## START Data supplied
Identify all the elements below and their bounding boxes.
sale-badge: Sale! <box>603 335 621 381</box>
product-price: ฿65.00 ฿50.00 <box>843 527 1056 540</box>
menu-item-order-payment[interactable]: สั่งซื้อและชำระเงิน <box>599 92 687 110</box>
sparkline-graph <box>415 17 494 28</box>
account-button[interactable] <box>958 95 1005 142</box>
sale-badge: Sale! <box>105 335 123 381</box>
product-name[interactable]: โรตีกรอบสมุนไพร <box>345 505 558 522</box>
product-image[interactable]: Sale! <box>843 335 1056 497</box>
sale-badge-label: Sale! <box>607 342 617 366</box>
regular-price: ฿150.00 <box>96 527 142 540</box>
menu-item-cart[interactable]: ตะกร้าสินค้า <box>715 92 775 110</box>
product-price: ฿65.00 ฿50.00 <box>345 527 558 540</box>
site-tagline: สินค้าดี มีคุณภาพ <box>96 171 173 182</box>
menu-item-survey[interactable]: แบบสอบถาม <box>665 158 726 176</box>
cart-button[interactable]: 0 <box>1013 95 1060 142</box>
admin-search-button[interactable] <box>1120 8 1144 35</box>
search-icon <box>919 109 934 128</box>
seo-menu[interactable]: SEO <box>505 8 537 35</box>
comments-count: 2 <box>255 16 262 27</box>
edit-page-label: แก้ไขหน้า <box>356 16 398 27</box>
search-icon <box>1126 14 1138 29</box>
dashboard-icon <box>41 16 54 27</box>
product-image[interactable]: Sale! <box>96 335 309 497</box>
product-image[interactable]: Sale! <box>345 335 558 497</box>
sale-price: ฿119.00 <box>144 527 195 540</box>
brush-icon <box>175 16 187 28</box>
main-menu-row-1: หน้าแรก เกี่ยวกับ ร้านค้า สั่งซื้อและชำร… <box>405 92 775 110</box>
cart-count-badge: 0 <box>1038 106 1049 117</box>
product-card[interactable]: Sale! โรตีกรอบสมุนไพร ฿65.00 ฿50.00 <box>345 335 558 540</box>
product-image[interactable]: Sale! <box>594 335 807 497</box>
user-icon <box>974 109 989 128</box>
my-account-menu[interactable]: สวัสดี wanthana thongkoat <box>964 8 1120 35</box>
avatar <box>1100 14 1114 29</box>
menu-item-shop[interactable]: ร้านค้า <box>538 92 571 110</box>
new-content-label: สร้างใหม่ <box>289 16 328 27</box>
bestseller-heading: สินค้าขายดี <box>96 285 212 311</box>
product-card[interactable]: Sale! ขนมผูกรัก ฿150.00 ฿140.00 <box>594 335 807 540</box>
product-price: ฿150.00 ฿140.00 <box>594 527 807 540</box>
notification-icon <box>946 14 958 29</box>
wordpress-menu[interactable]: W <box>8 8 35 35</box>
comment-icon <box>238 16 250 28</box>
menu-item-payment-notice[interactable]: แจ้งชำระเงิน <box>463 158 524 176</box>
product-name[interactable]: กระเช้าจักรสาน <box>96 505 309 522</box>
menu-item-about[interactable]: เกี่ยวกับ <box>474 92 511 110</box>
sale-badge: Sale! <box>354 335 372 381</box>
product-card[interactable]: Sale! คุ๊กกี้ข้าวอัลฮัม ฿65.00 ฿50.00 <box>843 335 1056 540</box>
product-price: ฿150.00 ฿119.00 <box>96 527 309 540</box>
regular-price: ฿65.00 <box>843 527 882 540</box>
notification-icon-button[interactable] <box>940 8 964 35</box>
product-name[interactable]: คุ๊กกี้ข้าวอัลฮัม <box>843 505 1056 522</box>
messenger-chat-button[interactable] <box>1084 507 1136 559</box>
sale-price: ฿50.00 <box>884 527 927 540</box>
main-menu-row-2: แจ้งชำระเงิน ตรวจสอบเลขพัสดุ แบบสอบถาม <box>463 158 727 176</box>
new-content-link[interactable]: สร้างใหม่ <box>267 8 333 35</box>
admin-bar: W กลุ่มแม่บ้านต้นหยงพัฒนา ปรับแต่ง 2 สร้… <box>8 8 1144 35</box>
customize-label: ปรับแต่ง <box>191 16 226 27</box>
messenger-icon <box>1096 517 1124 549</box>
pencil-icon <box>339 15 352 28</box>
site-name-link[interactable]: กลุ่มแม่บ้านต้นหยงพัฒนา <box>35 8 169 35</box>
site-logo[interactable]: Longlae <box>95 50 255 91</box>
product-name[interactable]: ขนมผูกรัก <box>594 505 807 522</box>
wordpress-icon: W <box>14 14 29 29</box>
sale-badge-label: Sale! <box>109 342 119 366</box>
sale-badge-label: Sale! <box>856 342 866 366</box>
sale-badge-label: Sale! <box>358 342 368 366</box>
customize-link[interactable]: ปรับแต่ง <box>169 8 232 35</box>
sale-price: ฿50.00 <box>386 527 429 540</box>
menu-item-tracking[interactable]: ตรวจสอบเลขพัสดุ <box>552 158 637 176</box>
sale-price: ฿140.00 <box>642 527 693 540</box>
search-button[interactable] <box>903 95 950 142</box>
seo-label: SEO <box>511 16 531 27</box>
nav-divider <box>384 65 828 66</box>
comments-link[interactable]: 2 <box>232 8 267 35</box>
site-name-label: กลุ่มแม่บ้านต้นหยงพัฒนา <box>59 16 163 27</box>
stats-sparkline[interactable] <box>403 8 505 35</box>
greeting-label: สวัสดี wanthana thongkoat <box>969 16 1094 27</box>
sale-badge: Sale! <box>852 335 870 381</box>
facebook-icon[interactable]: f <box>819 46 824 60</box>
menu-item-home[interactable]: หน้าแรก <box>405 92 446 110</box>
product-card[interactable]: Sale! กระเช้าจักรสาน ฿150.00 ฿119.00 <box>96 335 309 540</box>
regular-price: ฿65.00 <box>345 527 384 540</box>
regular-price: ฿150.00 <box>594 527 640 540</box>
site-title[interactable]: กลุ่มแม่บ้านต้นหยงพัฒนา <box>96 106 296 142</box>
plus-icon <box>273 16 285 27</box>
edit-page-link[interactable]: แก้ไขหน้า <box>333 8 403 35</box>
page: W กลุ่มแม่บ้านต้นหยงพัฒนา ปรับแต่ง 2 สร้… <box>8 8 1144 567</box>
## END Data supplied
> _Problem details_
Set down all the entries above again, line for line, with nothing changed.

> _The reply_
Identify all the elements below and their bounding boxes.
sale-badge: Sale! <box>603 335 621 381</box>
product-price: ฿65.00 ฿50.00 <box>843 527 1056 540</box>
menu-item-order-payment[interactable]: สั่งซื้อและชำระเงิน <box>599 92 687 110</box>
sparkline-graph <box>415 17 494 28</box>
account-button[interactable] <box>958 95 1005 142</box>
sale-badge: Sale! <box>105 335 123 381</box>
product-name[interactable]: โรตีกรอบสมุนไพร <box>345 505 558 522</box>
product-image[interactable]: Sale! <box>843 335 1056 497</box>
sale-badge-label: Sale! <box>607 342 617 366</box>
regular-price: ฿150.00 <box>96 527 142 540</box>
menu-item-cart[interactable]: ตะกร้าสินค้า <box>715 92 775 110</box>
product-price: ฿65.00 ฿50.00 <box>345 527 558 540</box>
site-tagline: สินค้าดี มีคุณภาพ <box>96 171 173 182</box>
menu-item-survey[interactable]: แบบสอบถาม <box>665 158 726 176</box>
cart-button[interactable]: 0 <box>1013 95 1060 142</box>
admin-search-button[interactable] <box>1120 8 1144 35</box>
search-icon <box>919 109 934 128</box>
seo-menu[interactable]: SEO <box>505 8 537 35</box>
comments-count: 2 <box>255 16 262 27</box>
edit-page-label: แก้ไขหน้า <box>356 16 398 27</box>
search-icon <box>1126 14 1138 29</box>
dashboard-icon <box>41 16 54 27</box>
product-image[interactable]: Sale! <box>96 335 309 497</box>
product-image[interactable]: Sale! <box>345 335 558 497</box>
sale-price: ฿119.00 <box>144 527 195 540</box>
brush-icon <box>175 16 187 28</box>
main-menu-row-1: หน้าแรก เกี่ยวกับ ร้านค้า สั่งซื้อและชำร… <box>405 92 775 110</box>
cart-count-badge: 0 <box>1038 106 1049 117</box>
product-card[interactable]: Sale! โรตีกรอบสมุนไพร ฿65.00 ฿50.00 <box>345 335 558 540</box>
product-image[interactable]: Sale! <box>594 335 807 497</box>
user-icon <box>974 109 989 128</box>
my-account-menu[interactable]: สวัสดี wanthana thongkoat <box>964 8 1120 35</box>
avatar <box>1100 14 1114 29</box>
menu-item-shop[interactable]: ร้านค้า <box>538 92 571 110</box>
new-content-label: สร้างใหม่ <box>289 16 328 27</box>
bestseller-heading: สินค้าขายดี <box>96 285 212 311</box>
product-card[interactable]: Sale! ขนมผูกรัก ฿150.00 ฿140.00 <box>594 335 807 540</box>
product-price: ฿150.00 ฿140.00 <box>594 527 807 540</box>
notification-icon <box>946 14 958 29</box>
wordpress-menu[interactable]: W <box>8 8 35 35</box>
comment-icon <box>238 16 250 28</box>
menu-item-payment-notice[interactable]: แจ้งชำระเงิน <box>463 158 524 176</box>
product-name[interactable]: กระเช้าจักรสาน <box>96 505 309 522</box>
menu-item-about[interactable]: เกี่ยวกับ <box>474 92 511 110</box>
sale-badge: Sale! <box>354 335 372 381</box>
product-card[interactable]: Sale! คุ๊กกี้ข้าวอัลฮัม ฿65.00 ฿50.00 <box>843 335 1056 540</box>
product-price: ฿150.00 ฿119.00 <box>96 527 309 540</box>
regular-price: ฿65.00 <box>843 527 882 540</box>
notification-icon-button[interactable] <box>940 8 964 35</box>
product-name[interactable]: คุ๊กกี้ข้าวอัลฮัม <box>843 505 1056 522</box>
messenger-chat-button[interactable] <box>1084 507 1136 559</box>
sale-price: ฿50.00 <box>884 527 927 540</box>
main-menu-row-2: แจ้งชำระเงิน ตรวจสอบเลขพัสดุ แบบสอบถาม <box>463 158 727 176</box>
new-content-link[interactable]: สร้างใหม่ <box>267 8 333 35</box>
admin-bar: W กลุ่มแม่บ้านต้นหยงพัฒนา ปรับแต่ง 2 สร้… <box>8 8 1144 35</box>
customize-label: ปรับแต่ง <box>191 16 226 27</box>
messenger-icon <box>1096 517 1124 549</box>
pencil-icon <box>339 15 352 28</box>
site-name-link[interactable]: กลุ่มแม่บ้านต้นหยงพัฒนา <box>35 8 169 35</box>
site-logo[interactable]: Longlae <box>95 50 255 91</box>
product-name[interactable]: ขนมผูกรัก <box>594 505 807 522</box>
wordpress-icon: W <box>14 14 29 29</box>
sale-badge-label: Sale! <box>109 342 119 366</box>
sale-badge-label: Sale! <box>856 342 866 366</box>
sale-badge-label: Sale! <box>358 342 368 366</box>
customize-link[interactable]: ปรับแต่ง <box>169 8 232 35</box>
sale-price: ฿50.00 <box>386 527 429 540</box>
menu-item-tracking[interactable]: ตรวจสอบเลขพัสดุ <box>552 158 637 176</box>
sale-price: ฿140.00 <box>642 527 693 540</box>
search-button[interactable] <box>903 95 950 142</box>
seo-label: SEO <box>511 16 531 27</box>
nav-divider <box>384 65 828 66</box>
comments-link[interactable]: 2 <box>232 8 267 35</box>
site-name-label: กลุ่มแม่บ้านต้นหยงพัฒนา <box>59 16 163 27</box>
stats-sparkline[interactable] <box>403 8 505 35</box>
greeting-label: สวัสดี wanthana thongkoat <box>969 16 1094 27</box>
sale-badge: Sale! <box>852 335 870 381</box>
facebook-icon[interactable]: f <box>819 46 824 60</box>
menu-item-home[interactable]: หน้าแรก <box>405 92 446 110</box>
product-card[interactable]: Sale! กระเช้าจักรสาน ฿150.00 ฿119.00 <box>96 335 309 540</box>
regular-price: ฿65.00 <box>345 527 384 540</box>
regular-price: ฿150.00 <box>594 527 640 540</box>
site-title[interactable]: กลุ่มแม่บ้านต้นหยงพัฒนา <box>96 106 296 142</box>
plus-icon <box>273 16 285 27</box>
edit-page-link[interactable]: แก้ไขหน้า <box>333 8 403 35</box>
page: W กลุ่มแม่บ้านต้นหยงพัฒนา ปรับแต่ง 2 สร้… <box>8 8 1144 567</box>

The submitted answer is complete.